SUPPLIED RECORDS:
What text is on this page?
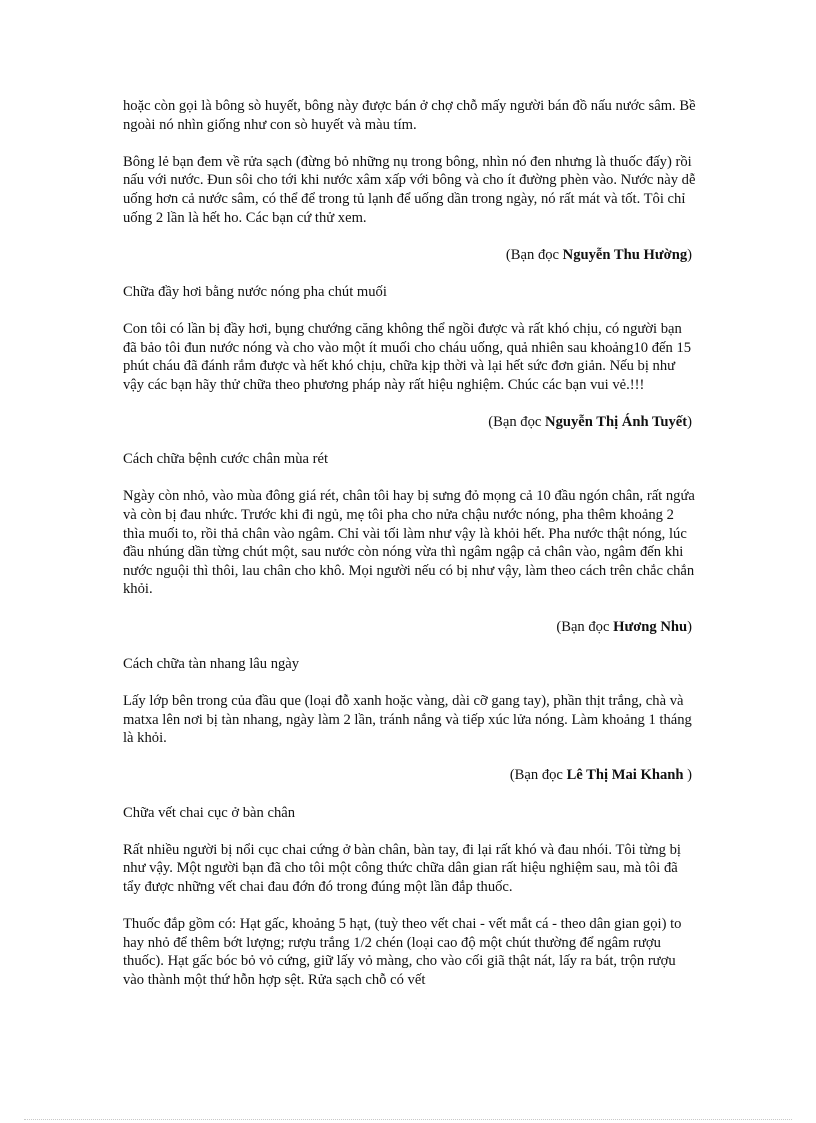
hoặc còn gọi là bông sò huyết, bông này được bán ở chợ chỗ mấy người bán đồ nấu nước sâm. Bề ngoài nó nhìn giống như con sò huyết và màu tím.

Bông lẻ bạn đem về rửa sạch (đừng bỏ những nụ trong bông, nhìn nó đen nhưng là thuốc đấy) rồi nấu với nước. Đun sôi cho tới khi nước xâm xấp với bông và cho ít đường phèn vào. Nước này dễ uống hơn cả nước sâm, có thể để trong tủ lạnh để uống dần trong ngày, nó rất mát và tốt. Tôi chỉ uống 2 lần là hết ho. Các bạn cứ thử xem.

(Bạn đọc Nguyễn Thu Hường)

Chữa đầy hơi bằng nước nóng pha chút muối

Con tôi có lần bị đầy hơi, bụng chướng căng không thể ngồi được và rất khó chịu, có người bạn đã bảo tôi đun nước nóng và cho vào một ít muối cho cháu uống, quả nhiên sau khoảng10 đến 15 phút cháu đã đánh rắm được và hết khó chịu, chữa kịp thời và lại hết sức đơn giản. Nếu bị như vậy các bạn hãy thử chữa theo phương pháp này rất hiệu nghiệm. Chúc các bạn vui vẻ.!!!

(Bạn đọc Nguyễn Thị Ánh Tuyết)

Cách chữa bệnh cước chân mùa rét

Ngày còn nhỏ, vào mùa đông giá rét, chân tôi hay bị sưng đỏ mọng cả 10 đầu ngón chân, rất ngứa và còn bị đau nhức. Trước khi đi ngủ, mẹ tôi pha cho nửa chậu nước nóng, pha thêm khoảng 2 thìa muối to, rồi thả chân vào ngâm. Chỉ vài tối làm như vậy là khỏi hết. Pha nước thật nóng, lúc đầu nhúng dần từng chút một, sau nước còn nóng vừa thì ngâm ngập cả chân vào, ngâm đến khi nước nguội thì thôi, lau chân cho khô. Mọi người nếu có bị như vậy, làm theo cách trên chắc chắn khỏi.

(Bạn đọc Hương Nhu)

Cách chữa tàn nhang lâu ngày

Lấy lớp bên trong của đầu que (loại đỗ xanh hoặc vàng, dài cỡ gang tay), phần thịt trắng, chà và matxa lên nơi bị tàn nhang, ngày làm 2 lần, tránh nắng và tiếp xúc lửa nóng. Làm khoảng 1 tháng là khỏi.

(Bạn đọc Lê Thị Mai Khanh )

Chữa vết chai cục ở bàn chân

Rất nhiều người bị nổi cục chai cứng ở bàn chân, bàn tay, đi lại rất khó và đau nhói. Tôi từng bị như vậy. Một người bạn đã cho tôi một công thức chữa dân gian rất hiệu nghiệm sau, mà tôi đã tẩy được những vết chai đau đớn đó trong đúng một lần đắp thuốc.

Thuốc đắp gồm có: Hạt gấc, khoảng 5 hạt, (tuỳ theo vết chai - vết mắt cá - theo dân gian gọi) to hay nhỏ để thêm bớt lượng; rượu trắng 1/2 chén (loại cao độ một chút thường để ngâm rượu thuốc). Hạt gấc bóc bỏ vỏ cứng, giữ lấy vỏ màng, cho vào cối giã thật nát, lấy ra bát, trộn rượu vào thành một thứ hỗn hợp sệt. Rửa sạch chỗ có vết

WHAT THE EXERCISE ASKS: All lines in the data that contain the word "loại" should be copied.

EXPECTED OUTPUT:
Lấy lớp bên trong của đầu que (loại đỗ xanh hoặc vàng, dài cỡ gang tay), phần thịt trắng, chà và matxa lên nơi bị tàn nhang, ngày làm 2 lần, tránh nắng và tiếp xúc lửa nóng. Làm khoảng 1 tháng là khỏi.
Thuốc đắp gồm có: Hạt gấc, khoảng 5 hạt, (tuỳ theo vết chai - vết mắt cá - theo dân gian gọi) to hay nhỏ để thêm bớt lượng; rượu trắng 1/2 chén (loại cao độ một chút thường để ngâm rượu thuốc). Hạt gấc bóc bỏ vỏ cứng, giữ lấy vỏ màng, cho vào cối giã thật nát, lấy ra bát, trộn rượu vào thành một thứ hỗn hợp sệt. Rửa sạch chỗ có vết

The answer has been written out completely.